WHAT YOU NEED TO DO: Rewrite every line of the records below as a numbered list, and leave out any blank lines.

DATASET EXTRACT:

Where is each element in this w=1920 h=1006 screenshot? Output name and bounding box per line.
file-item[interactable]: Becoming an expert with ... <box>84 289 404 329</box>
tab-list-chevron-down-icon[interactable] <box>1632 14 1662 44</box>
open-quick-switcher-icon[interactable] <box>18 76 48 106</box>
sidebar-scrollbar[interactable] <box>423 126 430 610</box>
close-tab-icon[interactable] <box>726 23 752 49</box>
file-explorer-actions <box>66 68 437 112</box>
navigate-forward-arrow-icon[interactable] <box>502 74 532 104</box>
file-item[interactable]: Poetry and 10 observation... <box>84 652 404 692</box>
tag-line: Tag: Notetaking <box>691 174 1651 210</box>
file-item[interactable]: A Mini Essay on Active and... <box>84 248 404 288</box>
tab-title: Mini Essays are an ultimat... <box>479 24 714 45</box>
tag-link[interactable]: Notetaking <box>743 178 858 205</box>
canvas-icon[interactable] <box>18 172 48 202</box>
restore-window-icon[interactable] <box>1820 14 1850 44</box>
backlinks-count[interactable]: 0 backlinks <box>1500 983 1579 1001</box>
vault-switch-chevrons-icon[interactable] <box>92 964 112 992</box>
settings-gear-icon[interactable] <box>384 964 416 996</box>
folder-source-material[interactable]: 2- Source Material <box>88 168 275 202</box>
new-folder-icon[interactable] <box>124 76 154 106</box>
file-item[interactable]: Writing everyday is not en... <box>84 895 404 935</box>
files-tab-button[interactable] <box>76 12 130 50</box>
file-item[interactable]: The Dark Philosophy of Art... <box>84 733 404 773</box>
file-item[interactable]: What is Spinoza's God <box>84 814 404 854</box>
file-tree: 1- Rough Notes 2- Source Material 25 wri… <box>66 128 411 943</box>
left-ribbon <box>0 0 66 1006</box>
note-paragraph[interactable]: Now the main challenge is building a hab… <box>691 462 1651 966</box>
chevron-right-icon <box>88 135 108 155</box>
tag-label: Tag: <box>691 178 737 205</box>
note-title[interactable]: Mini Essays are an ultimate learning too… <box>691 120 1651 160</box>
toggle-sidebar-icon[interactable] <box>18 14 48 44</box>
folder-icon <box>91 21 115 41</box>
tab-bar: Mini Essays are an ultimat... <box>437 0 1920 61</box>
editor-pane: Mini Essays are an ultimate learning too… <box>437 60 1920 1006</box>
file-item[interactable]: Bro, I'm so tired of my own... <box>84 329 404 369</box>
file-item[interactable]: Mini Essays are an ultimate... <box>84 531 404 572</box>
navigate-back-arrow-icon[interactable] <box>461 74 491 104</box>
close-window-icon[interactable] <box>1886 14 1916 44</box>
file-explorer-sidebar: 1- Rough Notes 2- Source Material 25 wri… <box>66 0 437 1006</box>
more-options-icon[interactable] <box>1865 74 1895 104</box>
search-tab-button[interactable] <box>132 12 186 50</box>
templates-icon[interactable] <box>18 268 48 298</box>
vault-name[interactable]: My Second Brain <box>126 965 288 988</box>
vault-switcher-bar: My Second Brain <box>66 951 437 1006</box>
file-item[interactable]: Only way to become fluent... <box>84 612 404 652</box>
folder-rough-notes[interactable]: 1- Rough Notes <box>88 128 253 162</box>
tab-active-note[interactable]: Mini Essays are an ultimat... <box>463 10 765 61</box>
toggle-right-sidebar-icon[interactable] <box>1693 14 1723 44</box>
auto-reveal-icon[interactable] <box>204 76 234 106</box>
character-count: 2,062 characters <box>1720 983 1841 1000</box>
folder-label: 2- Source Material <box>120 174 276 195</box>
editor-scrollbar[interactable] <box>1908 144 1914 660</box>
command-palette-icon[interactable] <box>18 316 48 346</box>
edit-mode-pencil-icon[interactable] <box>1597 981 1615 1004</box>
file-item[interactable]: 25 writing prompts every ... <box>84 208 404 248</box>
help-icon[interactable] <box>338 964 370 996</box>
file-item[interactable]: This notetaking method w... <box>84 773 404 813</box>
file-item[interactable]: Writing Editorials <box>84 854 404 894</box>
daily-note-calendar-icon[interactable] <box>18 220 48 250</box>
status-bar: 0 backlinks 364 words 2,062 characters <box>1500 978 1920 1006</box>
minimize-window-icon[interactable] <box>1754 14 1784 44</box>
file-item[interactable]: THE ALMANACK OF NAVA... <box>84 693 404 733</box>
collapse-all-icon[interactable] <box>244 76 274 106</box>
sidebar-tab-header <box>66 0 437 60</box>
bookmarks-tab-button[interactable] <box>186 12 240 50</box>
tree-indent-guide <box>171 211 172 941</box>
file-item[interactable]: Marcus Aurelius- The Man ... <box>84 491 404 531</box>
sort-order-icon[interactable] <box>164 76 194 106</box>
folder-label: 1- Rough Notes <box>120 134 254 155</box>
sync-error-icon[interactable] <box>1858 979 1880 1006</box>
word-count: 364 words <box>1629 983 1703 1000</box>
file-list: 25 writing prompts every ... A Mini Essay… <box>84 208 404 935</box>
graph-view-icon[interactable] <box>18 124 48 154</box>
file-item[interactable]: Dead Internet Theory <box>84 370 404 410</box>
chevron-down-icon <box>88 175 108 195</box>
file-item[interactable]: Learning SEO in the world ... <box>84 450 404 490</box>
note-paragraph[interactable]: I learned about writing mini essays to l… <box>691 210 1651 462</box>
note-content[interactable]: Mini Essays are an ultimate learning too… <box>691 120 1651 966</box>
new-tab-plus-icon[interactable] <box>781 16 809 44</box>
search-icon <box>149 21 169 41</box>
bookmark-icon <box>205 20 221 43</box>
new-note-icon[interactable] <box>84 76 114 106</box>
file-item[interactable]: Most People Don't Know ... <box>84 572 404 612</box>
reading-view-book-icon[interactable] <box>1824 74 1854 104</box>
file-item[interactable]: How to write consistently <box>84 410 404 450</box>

FULL SOLUTION:
1. Where is each element in this w=1920 h=1006 screenshot? Output name and bounding box per line.
2. file-item[interactable]: Becoming an expert with ... <box>84 289 404 329</box>
3. tab-list-chevron-down-icon[interactable] <box>1632 14 1662 44</box>
4. open-quick-switcher-icon[interactable] <box>18 76 48 106</box>
5. sidebar-scrollbar[interactable] <box>423 126 430 610</box>
6. close-tab-icon[interactable] <box>726 23 752 49</box>
7. file-explorer-actions <box>66 68 437 112</box>
8. navigate-forward-arrow-icon[interactable] <box>502 74 532 104</box>
9. file-item[interactable]: Poetry and 10 observation... <box>84 652 404 692</box>
10. tag-line: Tag: Notetaking <box>691 174 1651 210</box>
11. file-item[interactable]: A Mini Essay on Active and... <box>84 248 404 288</box>
12. tab-title: Mini Essays are an ultimat... <box>479 24 714 45</box>
13. tag-link[interactable]: Notetaking <box>743 178 858 205</box>
14. canvas-icon[interactable] <box>18 172 48 202</box>
15. restore-window-icon[interactable] <box>1820 14 1850 44</box>
16. backlinks-count[interactable]: 0 backlinks <box>1500 983 1579 1001</box>
17. vault-switch-chevrons-icon[interactable] <box>92 964 112 992</box>
18. settings-gear-icon[interactable] <box>384 964 416 996</box>
19. folder-source-material[interactable]: 2- Source Material <box>88 168 275 202</box>
20. new-folder-icon[interactable] <box>124 76 154 106</box>
21. file-item[interactable]: Writing everyday is not en... <box>84 895 404 935</box>
22. files-tab-button[interactable] <box>76 12 130 50</box>
23. file-item[interactable]: The Dark Philosophy of Art... <box>84 733 404 773</box>
24. file-item[interactable]: What is Spinoza's God <box>84 814 404 854</box>
25. file-tree: 1- Rough Notes 2- Source Material 25 wri… <box>66 128 411 943</box>
26. left-ribbon <box>0 0 66 1006</box>
27. note-paragraph[interactable]: Now the main challenge is building a hab… <box>691 462 1651 966</box>
28. chevron-right-icon <box>88 135 108 155</box>
29. tag-label: Tag: <box>691 178 737 205</box>
30. note-title[interactable]: Mini Essays are an ultimate learning too… <box>691 120 1651 160</box>
31. toggle-sidebar-icon[interactable] <box>18 14 48 44</box>
32. folder-icon <box>91 21 115 41</box>
33. tab-bar: Mini Essays are an ultimat... <box>437 0 1920 61</box>
34. editor-pane: Mini Essays are an ultimate learning too… <box>437 60 1920 1006</box>
35. file-item[interactable]: Bro, I'm so tired of my own... <box>84 329 404 369</box>
36. file-item[interactable]: Mini Essays are an ultimate... <box>84 531 404 572</box>
37. navigate-back-arrow-icon[interactable] <box>461 74 491 104</box>
38. close-window-icon[interactable] <box>1886 14 1916 44</box>
39. file-explorer-sidebar: 1- Rough Notes 2- Source Material 25 wri… <box>66 0 437 1006</box>
40. more-options-icon[interactable] <box>1865 74 1895 104</box>
41. search-tab-button[interactable] <box>132 12 186 50</box>
42. templates-icon[interactable] <box>18 268 48 298</box>
43. vault-name[interactable]: My Second Brain <box>126 965 288 988</box>
44. vault-switcher-bar: My Second Brain <box>66 951 437 1006</box>
45. file-item[interactable]: Only way to become fluent... <box>84 612 404 652</box>
46. folder-rough-notes[interactable]: 1- Rough Notes <box>88 128 253 162</box>
47. tab-active-note[interactable]: Mini Essays are an ultimat... <box>463 10 765 61</box>
48. toggle-right-sidebar-icon[interactable] <box>1693 14 1723 44</box>
49. auto-reveal-icon[interactable] <box>204 76 234 106</box>
50. character-count: 2,062 characters <box>1720 983 1841 1000</box>
51. folder-label: 2- Source Material <box>120 174 276 195</box>
52. editor-scrollbar[interactable] <box>1908 144 1914 660</box>
53. command-palette-icon[interactable] <box>18 316 48 346</box>
54. edit-mode-pencil-icon[interactable] <box>1597 981 1615 1004</box>
55. file-item[interactable]: 25 writing prompts every ... <box>84 208 404 248</box>
56. help-icon[interactable] <box>338 964 370 996</box>
57. file-item[interactable]: This notetaking method w... <box>84 773 404 813</box>
58. file-item[interactable]: Writing Editorials <box>84 854 404 894</box>
59. daily-note-calendar-icon[interactable] <box>18 220 48 250</box>
60. status-bar: 0 backlinks 364 words 2,062 characters <box>1500 978 1920 1006</box>
61. minimize-window-icon[interactable] <box>1754 14 1784 44</box>
62. file-item[interactable]: THE ALMANACK OF NAVA... <box>84 693 404 733</box>
63. collapse-all-icon[interactable] <box>244 76 274 106</box>
64. sidebar-tab-header <box>66 0 437 60</box>
65. bookmarks-tab-button[interactable] <box>186 12 240 50</box>
66. tree-indent-guide <box>171 211 172 941</box>
67. file-item[interactable]: Marcus Aurelius- The Man ... <box>84 491 404 531</box>
68. sort-order-icon[interactable] <box>164 76 194 106</box>
69. folder-label: 1- Rough Notes <box>120 134 254 155</box>
70. sync-error-icon[interactable] <box>1858 979 1880 1006</box>
71. word-count: 364 words <box>1629 983 1703 1000</box>
72. file-list: 25 writing prompts every ... A Mini Essay… <box>84 208 404 935</box>
73. graph-view-icon[interactable] <box>18 124 48 154</box>
74. file-item[interactable]: Dead Internet Theory <box>84 370 404 410</box>
75. chevron-down-icon <box>88 175 108 195</box>
76. file-item[interactable]: Learning SEO in the world ... <box>84 450 404 490</box>
77. note-paragraph[interactable]: I learned about writing mini essays to l… <box>691 210 1651 462</box>
78. note-content[interactable]: Mini Essays are an ultimate learning too… <box>691 120 1651 966</box>
79. new-tab-plus-icon[interactable] <box>781 16 809 44</box>
80. search-icon <box>149 21 169 41</box>
81. bookmark-icon <box>205 20 221 43</box>
82. new-note-icon[interactable] <box>84 76 114 106</box>
83. file-item[interactable]: Most People Don't Know ... <box>84 572 404 612</box>
84. reading-view-book-icon[interactable] <box>1824 74 1854 104</box>
85. file-item[interactable]: How to write consistently <box>84 410 404 450</box>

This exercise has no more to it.